═════ Records supplied
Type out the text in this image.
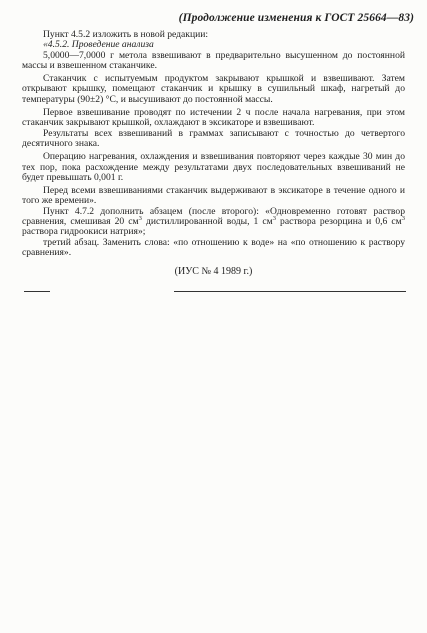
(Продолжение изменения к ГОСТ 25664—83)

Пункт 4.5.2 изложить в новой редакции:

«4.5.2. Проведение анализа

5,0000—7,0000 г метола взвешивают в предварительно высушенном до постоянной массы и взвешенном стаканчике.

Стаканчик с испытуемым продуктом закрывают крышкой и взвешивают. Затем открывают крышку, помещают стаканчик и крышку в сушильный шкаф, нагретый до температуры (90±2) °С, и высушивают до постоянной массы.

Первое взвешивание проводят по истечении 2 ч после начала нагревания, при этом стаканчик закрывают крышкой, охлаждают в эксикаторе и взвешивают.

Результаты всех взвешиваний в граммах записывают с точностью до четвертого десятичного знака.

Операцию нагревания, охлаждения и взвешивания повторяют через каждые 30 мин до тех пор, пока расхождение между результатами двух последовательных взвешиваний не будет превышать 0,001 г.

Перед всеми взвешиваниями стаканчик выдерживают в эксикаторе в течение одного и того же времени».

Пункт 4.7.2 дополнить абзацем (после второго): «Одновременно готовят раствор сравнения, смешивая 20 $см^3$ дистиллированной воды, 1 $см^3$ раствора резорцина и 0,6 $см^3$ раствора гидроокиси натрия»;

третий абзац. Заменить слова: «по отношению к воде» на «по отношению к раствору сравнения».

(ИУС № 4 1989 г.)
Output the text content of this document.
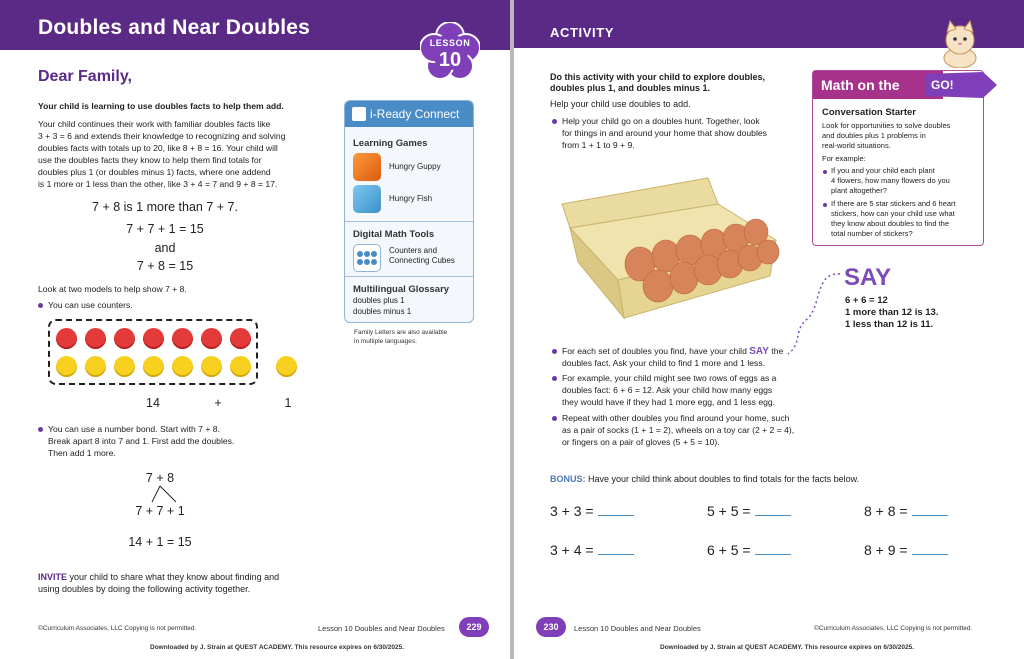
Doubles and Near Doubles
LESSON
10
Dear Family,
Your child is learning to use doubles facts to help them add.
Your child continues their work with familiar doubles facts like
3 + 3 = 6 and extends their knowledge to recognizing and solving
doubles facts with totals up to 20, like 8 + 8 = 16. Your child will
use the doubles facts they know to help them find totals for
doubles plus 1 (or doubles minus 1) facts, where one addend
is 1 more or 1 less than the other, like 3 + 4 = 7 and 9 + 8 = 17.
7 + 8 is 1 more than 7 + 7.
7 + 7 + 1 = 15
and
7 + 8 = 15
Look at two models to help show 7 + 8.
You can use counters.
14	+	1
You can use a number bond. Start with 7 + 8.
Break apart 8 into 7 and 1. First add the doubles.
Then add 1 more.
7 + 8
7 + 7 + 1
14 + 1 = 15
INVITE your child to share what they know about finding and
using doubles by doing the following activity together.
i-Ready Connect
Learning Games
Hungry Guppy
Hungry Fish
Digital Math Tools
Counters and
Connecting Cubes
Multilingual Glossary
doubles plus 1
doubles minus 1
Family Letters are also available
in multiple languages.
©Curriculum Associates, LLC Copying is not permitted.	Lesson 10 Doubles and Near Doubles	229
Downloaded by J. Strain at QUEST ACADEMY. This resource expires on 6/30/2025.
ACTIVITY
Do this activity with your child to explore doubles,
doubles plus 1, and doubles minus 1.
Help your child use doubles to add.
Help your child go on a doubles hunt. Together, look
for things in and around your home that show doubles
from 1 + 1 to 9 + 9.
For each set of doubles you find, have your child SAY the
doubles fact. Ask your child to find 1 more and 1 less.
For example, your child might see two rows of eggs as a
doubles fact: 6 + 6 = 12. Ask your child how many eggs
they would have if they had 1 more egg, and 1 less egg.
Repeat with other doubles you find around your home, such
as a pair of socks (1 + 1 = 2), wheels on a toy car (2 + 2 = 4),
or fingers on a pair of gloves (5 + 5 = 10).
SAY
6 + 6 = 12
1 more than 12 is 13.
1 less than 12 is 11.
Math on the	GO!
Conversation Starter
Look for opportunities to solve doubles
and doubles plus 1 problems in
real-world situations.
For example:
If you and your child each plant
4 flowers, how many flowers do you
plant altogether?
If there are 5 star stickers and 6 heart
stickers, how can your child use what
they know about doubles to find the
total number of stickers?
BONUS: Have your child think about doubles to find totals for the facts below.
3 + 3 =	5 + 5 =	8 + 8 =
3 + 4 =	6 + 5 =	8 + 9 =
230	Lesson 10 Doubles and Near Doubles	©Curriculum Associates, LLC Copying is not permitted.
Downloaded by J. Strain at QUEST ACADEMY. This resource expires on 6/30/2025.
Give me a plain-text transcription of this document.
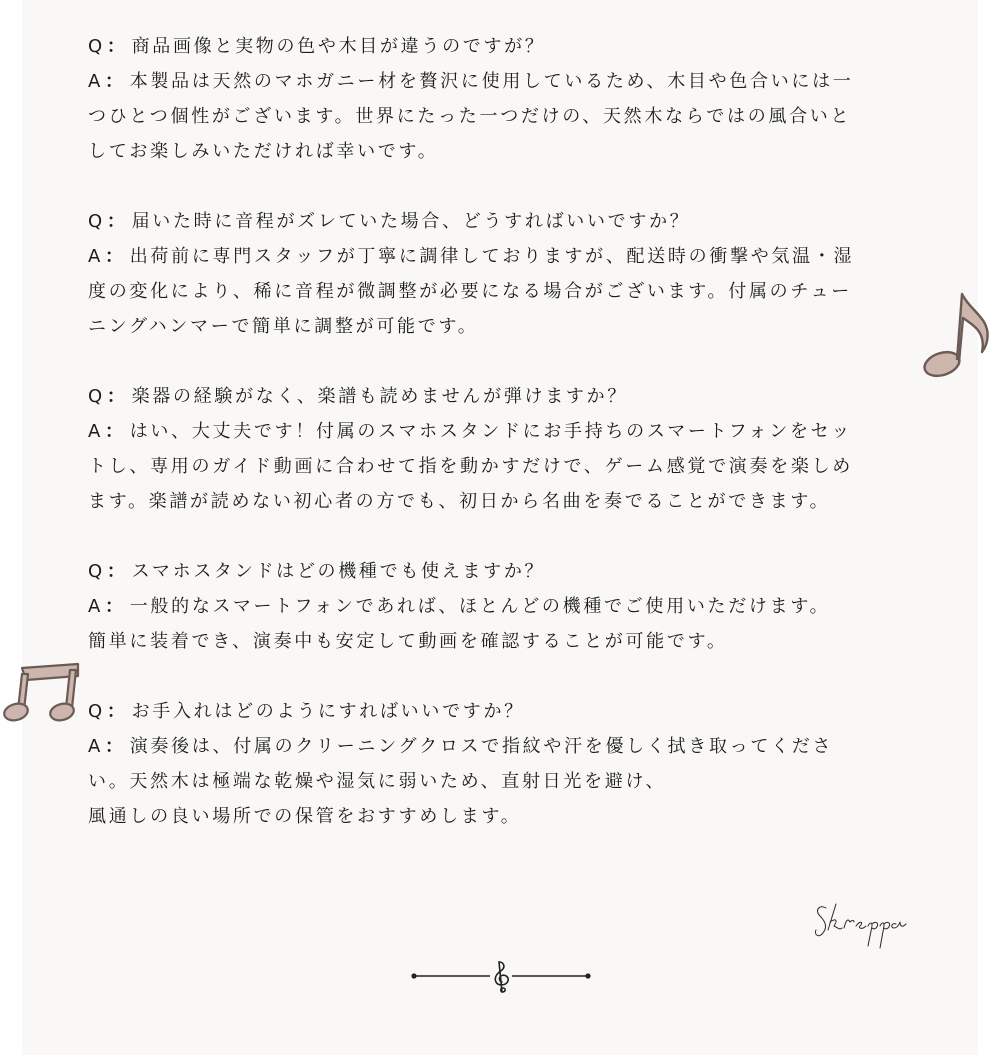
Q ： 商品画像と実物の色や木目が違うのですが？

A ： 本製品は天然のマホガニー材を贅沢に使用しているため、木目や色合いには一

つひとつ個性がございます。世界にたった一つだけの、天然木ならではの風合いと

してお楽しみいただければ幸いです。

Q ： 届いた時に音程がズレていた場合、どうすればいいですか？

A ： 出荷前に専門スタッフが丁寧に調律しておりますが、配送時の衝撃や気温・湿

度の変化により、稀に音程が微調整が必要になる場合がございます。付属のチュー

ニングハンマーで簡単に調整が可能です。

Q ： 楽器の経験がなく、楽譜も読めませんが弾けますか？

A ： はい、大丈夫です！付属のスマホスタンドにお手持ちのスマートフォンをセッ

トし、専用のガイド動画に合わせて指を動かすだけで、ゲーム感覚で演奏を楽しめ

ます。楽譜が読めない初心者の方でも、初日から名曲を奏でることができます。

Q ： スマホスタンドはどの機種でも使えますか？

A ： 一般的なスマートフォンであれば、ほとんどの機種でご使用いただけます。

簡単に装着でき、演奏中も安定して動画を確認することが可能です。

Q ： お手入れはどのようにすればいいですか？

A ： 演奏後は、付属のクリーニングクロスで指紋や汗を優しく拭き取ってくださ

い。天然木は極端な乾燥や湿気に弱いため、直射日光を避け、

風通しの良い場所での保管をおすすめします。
══════════
Copy each line of the data above that holds "them".

### Finished answer
Your child is learning to use doubles facts to help them add.
use the doubles facts they know to help them find totals for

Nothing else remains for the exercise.